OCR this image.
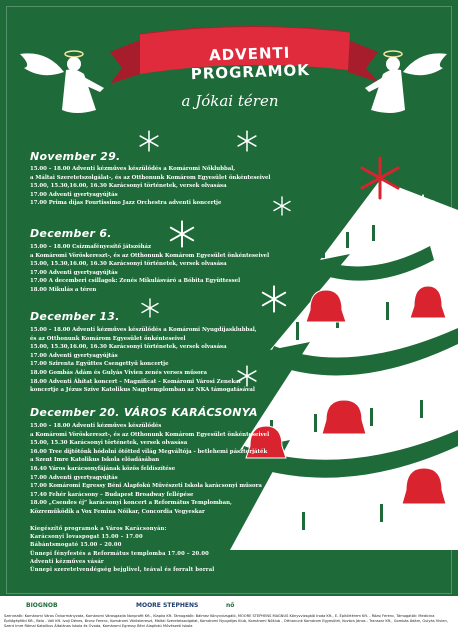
ADVENTI PROGRAMOK
a Jókai téren
November 29.
15.00 – 18.00 Adventi kézműves készülődés a Komáromi Nőklubbal,
a Máltai Szeretetszolgálat-, és az Otthonunk Komárom Egyesület önkénteseivel
15.00, 15.30,16.00, 16.30 Karácsonyi történetek, versek olvasása
17.00 Adventi gyertyagyújtás
17.00 Prima díjas Fourtissimo Jazz Orchestra adventi koncertje
December 6.
15.00 – 18.00 Csízmafényesítő játszóház
a Komáromi Vöröskereszt-, és az Otthonunk Komárom Egyesület önkénteseivel
15.00, 15.30,16.00, 16.30 Karácsonyi történetek, versek olvasása
17.00 Adventi gyertyagyújtás
17.00 A decemberi csillagok: Zenés Mikulásváró a Bóbita Együttessel
18.00 Mikulás a téren
December 13.
15.00 – 18.00 Adventi kézműves készülődés a Komáromi Nyugdíjasklubbal,
és az Otthonunk Komárom Egyesület önkénteseivel
15.00, 15.30,16.00, 16.30 Karácsonyi történetek, versek olvasása
17.00 Adventi gyertyagyújtás
17.00 Szirenta Együttes Csengettyű koncertje
18.00 Gombás Ádám és Gulyás Vivien zenés verses műsora
18.00 Adventi Áhítat koncert – Magnificat – Komáromi Városi Zenekar
koncertje a Jézus Szíve Katolikus Nagytemplomban az NKA támogatásával
December 20. VÁROS KARÁCSONYA
15.00 – 18.00 Adventi kézműves készülődés
a Komáromi Vöröskereszt-, és az Otthonunk Komárom Egyesület önkénteseivel
15.00, 15.30 Karácsonyi történetek, versek olvasása
16.00 Tree dijtőtőnk hódolni őtőtted világ Megváltója - betlehemi pásztorjáték
a Szent Imre Katolikus Iskola előadásában
16.40 Város karácsonyfájának közös feldíszítése
17.00 Adventi gyertyagyújtás
17.00 Komáromi Egressy Béni Alapfokú Művészeti Iskola karácsonyi műsora
17.40 Fehér karácsony – Budapest Broadway fellépése
18.00 „Csendes éj” karácsonyi koncert a Református Templomban,
Közreműködik a Vox Femina Nőikar, Concordia Vegyeskar
Kiegészítő programok a Város Karácsonyán:
Karácsonyi lovaspogat 15.00 – 17.00
Bábántsmogató 15.00 – 20.00
Ünnepi fényfestés a Református templomba 17.00 – 20.00
Adventi kézműves vásár
Ünnepi szeretetvendégség bejglivel, teával és forralt borral
BIOGNOB	MOORE STEPHENS	nő
Szervezők: Komáromi Város Önkormányzata, Komáromi Városgazda Nonprofit Kft., Klapka Kft. Támogatók: Bálmez Könyvvizsgáló, MOORE STEPHENS MAGNUS Könyvvizsgáló Iroda Kft., E- Építőrtérem Kft. - Rózsi Ferenc, Támogatók: Medicina Építőgépföld Kft., Belo - Váll Kft. Ivoji Dénes, Bronz Ferenc, Komáromi Vöröskereszt, Máltai Szeretetszolgálat, Komáromi Nyugdíjas Klub, Komáromi Nőklub - Otthonunk Komárom Egyesület, Kovács János - Transzar Kft., Gombás Ádám, Gulyás Vivien, Szent Imre Római Katolikus Általános Iskola és Óvoda, Komáromi Egressy Béni Alapfokú Művészeti Iskola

**WRITTEN EXERCISE**
Filter the records above for lines containing the word "kézműves", and copy those lines.

**EXERCISE RESULT**
15.00 – 18.00 Adventi kézműves készülődés a Komáromi Nőklubbal,
15.00 – 18.00 Adventi kézműves készülődés a Komáromi Nyugdíjasklubbal,
15.00 – 18.00 Adventi kézműves készülődés
Adventi kézműves vásár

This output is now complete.